Excerpted records:
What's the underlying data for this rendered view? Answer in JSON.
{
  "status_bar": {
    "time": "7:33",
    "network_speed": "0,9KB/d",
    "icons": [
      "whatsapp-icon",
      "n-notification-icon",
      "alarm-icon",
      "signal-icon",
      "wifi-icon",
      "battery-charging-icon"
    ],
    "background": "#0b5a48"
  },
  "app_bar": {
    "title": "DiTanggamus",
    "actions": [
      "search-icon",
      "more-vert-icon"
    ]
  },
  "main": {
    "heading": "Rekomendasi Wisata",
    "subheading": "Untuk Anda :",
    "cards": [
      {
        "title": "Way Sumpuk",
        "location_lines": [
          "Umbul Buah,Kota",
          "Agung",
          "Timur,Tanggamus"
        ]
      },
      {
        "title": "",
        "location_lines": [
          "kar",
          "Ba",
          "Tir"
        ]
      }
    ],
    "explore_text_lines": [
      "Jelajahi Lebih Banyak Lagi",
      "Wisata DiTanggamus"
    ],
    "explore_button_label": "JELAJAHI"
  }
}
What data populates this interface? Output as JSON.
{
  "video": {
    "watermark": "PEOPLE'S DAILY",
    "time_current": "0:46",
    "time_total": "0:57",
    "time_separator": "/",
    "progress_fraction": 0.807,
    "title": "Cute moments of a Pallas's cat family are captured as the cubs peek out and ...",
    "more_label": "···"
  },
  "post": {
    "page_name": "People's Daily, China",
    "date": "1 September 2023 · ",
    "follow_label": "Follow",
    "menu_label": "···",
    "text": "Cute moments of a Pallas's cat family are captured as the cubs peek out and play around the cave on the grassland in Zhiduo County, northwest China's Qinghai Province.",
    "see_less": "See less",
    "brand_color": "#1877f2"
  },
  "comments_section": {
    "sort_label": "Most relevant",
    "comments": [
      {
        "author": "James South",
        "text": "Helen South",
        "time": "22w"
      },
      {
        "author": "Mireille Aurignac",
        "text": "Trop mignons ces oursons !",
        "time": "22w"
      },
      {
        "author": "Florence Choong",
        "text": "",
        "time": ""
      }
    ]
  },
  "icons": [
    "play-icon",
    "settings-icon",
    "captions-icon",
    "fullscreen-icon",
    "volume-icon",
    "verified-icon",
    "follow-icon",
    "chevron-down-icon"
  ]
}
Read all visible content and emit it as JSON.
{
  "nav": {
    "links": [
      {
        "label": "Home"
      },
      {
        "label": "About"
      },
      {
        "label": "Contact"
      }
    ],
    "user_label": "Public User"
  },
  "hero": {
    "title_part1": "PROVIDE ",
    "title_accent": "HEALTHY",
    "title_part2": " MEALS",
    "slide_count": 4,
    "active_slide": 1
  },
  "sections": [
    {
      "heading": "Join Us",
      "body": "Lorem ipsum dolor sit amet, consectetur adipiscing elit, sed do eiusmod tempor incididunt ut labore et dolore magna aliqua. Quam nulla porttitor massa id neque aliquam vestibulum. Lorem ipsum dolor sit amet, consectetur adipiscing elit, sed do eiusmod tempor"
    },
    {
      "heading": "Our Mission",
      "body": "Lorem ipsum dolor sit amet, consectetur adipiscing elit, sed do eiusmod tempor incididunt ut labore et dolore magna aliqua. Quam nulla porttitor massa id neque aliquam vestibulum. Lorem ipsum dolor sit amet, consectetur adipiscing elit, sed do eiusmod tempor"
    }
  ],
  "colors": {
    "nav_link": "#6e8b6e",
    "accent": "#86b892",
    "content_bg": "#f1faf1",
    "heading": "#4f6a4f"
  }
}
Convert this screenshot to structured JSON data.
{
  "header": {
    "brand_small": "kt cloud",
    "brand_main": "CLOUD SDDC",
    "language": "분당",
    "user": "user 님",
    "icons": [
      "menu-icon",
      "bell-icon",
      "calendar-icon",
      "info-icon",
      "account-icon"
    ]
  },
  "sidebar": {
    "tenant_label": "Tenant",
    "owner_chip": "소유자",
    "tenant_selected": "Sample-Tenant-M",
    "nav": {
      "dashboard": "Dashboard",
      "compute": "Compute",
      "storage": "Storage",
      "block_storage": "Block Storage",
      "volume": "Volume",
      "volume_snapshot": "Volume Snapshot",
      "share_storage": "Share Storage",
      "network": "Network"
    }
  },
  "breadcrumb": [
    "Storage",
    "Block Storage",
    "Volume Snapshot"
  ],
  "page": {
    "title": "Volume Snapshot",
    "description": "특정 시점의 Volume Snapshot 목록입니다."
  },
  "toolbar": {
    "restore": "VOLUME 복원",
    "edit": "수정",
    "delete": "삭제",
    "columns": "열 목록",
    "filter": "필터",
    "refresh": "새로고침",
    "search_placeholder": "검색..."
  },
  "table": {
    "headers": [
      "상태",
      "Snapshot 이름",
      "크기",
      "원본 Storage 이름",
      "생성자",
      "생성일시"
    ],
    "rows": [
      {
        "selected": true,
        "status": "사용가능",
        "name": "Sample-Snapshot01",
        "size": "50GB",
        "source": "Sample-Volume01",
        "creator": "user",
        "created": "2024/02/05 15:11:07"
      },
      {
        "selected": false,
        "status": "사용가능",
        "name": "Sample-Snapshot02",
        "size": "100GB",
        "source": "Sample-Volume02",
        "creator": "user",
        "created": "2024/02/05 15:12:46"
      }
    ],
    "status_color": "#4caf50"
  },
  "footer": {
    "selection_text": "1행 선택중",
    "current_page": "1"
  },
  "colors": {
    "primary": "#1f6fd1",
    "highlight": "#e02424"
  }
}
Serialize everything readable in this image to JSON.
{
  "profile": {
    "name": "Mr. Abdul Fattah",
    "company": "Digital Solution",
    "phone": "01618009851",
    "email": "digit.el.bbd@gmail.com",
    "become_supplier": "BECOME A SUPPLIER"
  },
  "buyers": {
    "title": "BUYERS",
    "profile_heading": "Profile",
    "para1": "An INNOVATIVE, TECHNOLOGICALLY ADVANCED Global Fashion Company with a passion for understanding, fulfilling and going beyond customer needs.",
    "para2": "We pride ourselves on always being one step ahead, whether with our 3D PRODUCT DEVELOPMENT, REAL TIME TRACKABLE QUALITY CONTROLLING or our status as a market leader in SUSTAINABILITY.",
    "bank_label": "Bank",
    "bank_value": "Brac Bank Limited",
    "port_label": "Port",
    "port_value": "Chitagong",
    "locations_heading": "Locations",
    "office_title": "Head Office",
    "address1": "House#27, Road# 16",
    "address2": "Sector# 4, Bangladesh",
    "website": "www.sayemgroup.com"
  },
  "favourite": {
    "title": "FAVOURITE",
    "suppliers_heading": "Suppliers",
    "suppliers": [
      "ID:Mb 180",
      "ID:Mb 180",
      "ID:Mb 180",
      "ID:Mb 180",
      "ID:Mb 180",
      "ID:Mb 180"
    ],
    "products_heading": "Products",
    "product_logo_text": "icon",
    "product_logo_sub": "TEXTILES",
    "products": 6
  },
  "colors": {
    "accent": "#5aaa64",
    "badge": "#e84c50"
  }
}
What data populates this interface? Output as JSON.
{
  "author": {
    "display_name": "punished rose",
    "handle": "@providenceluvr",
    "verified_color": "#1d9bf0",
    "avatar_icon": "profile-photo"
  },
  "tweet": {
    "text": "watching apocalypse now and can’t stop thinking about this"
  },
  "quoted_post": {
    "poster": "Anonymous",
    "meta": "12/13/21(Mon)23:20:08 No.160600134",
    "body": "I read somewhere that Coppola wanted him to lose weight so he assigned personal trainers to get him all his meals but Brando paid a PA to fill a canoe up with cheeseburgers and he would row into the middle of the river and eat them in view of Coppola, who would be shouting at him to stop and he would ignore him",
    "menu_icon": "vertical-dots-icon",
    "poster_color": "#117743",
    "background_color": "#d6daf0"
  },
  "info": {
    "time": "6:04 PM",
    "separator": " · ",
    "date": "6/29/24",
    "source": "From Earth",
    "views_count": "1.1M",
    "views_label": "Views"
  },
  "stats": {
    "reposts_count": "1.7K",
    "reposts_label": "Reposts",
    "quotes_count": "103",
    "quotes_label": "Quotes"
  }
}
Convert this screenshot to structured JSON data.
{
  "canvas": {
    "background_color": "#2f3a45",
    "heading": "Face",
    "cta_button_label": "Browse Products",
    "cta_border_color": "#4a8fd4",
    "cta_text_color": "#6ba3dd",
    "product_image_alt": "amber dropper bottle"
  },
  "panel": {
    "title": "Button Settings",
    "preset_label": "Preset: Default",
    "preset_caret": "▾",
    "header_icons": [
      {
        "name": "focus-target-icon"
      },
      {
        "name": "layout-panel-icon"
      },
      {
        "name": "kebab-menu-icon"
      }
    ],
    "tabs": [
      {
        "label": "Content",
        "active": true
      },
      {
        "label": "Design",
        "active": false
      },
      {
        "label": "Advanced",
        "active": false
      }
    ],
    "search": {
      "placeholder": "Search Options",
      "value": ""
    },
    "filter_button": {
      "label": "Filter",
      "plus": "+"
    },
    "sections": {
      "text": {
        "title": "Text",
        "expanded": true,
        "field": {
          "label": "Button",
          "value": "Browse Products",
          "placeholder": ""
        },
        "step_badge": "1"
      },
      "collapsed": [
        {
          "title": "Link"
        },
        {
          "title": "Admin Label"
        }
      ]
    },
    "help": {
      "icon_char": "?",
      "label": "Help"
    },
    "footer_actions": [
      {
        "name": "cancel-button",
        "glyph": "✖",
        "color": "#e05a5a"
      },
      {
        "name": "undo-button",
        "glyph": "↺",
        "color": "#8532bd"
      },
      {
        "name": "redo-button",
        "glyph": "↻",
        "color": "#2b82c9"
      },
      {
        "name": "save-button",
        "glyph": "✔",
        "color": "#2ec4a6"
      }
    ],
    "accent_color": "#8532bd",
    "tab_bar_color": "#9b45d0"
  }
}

Exercise directions: Using the entries above, return each line in which the word "JSON" occurs.

Problem solution:
What's the underlying data for this rendered view? Answer in JSON.
What data populates this interface? Output as JSON.
Read all visible content and emit it as JSON.
Convert this screenshot to structured JSON data.
Serialize everything readable in this image to JSON.
What data populates this interface? Output as JSON.
Convert this screenshot to structured JSON data.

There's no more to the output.